>> START RECORDS SUPPLIED

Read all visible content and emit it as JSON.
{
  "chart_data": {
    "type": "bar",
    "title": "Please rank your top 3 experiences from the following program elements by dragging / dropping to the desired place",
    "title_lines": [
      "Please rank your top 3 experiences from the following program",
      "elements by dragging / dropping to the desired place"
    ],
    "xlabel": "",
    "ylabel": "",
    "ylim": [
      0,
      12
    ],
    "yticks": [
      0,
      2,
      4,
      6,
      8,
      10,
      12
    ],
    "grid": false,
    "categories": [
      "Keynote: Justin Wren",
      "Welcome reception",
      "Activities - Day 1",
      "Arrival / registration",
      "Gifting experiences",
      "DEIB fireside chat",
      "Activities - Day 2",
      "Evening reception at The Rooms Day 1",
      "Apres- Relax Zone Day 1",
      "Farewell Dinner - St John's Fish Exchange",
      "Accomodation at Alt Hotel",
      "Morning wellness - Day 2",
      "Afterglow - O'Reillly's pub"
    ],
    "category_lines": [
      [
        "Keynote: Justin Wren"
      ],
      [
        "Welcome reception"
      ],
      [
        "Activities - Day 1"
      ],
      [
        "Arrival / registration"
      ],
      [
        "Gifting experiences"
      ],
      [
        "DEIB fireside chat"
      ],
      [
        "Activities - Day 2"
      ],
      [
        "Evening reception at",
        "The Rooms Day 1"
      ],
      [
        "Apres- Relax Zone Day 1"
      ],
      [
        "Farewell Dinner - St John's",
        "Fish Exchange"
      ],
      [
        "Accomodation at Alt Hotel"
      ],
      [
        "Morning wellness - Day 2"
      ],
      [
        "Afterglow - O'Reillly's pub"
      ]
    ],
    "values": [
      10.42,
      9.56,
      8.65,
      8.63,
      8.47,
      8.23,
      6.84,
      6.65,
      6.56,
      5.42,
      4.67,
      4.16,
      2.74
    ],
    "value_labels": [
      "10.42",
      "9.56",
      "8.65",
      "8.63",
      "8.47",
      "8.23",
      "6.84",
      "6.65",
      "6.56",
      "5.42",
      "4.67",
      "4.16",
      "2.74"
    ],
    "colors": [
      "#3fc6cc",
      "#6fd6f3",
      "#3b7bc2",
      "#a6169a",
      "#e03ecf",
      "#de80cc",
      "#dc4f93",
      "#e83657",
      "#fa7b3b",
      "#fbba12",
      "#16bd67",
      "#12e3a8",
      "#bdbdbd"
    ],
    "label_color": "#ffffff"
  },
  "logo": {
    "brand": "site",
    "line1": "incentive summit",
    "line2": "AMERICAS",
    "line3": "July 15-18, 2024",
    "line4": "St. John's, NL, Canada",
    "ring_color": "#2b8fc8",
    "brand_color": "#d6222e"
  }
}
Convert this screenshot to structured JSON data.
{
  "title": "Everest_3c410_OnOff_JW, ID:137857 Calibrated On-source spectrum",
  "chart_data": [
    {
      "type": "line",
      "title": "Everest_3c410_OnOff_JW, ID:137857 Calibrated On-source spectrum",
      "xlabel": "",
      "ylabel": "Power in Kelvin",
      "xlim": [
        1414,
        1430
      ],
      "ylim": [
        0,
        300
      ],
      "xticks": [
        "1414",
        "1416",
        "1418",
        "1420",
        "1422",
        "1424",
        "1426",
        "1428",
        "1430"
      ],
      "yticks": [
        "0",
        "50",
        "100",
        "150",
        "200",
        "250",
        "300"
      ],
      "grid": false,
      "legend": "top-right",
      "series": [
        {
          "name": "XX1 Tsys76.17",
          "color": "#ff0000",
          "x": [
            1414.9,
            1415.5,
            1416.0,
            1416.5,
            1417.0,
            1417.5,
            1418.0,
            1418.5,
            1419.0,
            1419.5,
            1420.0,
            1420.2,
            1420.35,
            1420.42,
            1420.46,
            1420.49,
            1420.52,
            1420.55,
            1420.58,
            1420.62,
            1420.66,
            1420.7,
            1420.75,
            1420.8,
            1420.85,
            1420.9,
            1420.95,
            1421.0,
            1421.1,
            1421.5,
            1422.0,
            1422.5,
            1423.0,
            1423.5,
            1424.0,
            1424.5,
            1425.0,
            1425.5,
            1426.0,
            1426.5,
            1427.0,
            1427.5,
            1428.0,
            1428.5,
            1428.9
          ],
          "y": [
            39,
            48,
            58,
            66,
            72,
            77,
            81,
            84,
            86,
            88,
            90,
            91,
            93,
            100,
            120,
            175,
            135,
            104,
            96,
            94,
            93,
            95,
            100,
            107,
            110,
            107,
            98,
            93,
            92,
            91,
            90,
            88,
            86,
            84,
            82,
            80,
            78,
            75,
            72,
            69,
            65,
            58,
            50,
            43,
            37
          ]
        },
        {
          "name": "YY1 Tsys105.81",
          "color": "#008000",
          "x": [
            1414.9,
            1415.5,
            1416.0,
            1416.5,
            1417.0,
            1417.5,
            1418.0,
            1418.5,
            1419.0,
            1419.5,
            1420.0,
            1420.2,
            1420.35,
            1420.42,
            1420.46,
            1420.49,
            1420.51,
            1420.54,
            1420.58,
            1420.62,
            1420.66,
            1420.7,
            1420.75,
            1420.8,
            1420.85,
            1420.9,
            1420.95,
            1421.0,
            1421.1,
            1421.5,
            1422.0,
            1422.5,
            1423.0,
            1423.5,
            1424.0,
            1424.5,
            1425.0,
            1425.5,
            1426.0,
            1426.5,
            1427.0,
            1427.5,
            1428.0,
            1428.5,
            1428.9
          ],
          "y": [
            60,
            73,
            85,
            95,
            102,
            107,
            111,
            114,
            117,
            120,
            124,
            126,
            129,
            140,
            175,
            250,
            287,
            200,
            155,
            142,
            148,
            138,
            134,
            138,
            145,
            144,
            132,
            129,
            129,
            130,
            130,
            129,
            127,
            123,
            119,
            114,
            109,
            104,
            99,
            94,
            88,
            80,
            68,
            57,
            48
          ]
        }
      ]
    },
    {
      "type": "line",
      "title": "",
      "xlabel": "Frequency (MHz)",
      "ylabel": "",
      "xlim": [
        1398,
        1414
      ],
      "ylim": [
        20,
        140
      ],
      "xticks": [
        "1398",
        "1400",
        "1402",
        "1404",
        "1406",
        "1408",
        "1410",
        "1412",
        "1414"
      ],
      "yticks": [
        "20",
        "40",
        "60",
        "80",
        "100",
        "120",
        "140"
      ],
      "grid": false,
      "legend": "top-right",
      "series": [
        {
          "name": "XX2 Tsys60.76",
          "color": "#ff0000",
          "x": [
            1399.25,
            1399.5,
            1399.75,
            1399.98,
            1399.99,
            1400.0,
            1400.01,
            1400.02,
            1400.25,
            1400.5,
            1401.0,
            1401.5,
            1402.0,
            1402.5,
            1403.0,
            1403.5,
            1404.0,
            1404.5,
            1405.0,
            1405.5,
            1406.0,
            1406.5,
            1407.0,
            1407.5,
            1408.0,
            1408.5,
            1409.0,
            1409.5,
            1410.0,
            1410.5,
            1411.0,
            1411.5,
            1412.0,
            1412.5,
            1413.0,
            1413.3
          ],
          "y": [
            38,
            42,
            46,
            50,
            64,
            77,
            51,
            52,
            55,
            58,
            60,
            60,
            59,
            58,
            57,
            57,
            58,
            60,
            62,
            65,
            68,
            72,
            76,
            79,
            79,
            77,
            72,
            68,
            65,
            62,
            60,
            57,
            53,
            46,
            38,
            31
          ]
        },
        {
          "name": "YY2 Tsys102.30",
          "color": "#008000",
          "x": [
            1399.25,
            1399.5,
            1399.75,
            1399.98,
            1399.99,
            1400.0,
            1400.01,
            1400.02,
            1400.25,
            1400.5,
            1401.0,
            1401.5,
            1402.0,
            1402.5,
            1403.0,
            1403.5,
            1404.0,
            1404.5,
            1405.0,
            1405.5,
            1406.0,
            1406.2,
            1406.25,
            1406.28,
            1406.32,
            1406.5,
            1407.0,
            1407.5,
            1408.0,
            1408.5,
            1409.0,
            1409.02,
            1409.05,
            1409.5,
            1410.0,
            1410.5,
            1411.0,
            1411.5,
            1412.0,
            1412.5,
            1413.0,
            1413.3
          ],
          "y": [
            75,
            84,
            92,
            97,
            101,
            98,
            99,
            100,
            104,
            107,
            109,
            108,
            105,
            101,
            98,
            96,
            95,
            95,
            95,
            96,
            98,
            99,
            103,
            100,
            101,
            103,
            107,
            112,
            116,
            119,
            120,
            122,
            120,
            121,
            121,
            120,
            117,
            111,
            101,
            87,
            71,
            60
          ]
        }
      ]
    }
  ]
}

>> END RECORDS SUPPLIED

* **INSTRUCTION**: Gather each line from the listing above that holds "Justin".

* **RESULT FOR THIS EXERCISE**:
      "Keynote: Justin Wren",
        "Keynote: Justin Wren"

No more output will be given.